● What is expected: Would you quote the material below in full and unchanged?

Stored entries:
────────
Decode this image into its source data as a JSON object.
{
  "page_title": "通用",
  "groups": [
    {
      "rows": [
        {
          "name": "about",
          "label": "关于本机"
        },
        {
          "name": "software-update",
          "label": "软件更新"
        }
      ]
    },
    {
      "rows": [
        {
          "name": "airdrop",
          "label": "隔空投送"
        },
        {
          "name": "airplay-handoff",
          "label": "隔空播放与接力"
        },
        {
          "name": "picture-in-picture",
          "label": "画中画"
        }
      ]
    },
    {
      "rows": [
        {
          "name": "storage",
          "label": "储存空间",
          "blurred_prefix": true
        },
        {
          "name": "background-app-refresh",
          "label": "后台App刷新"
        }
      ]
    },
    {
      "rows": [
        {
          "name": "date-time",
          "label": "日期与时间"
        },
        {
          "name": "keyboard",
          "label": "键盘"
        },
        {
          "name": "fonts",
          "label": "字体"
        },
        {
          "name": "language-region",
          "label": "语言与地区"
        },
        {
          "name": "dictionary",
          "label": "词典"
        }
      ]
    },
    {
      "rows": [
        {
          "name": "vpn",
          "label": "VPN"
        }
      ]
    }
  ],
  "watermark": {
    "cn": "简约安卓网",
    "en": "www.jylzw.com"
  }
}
────────
● Output below:
Decode this image into its source data as a JSON object.
{
  "page_title": "通用",
  "groups": [
    {
      "rows": [
        {
          "name": "about",
          "label": "关于本机"
        },
        {
          "name": "software-update",
          "label": "软件更新"
        }
      ]
    },
    {
      "rows": [
        {
          "name": "airdrop",
          "label": "隔空投送"
        },
        {
          "name": "airplay-handoff",
          "label": "隔空播放与接力"
        },
        {
          "name": "picture-in-picture",
          "label": "画中画"
        }
      ]
    },
    {
      "rows": [
        {
          "name": "storage",
          "label": "储存空间",
          "blurred_prefix": true
        },
        {
          "name": "background-app-refresh",
          "label": "后台App刷新"
        }
      ]
    },
    {
      "rows": [
        {
          "name": "date-time",
          "label": "日期与时间"
        },
        {
          "name": "keyboard",
          "label": "键盘"
        },
        {
          "name": "fonts",
          "label": "字体"
        },
        {
          "name": "language-region",
          "label": "语言与地区"
        },
        {
          "name": "dictionary",
          "label": "词典"
        }
      ]
    },
    {
      "rows": [
        {
          "name": "vpn",
          "label": "VPN"
        }
      ]
    }
  ],
  "watermark": {
    "cn": "简约安卓网",
    "en": "www.jylzw.com"
  }
}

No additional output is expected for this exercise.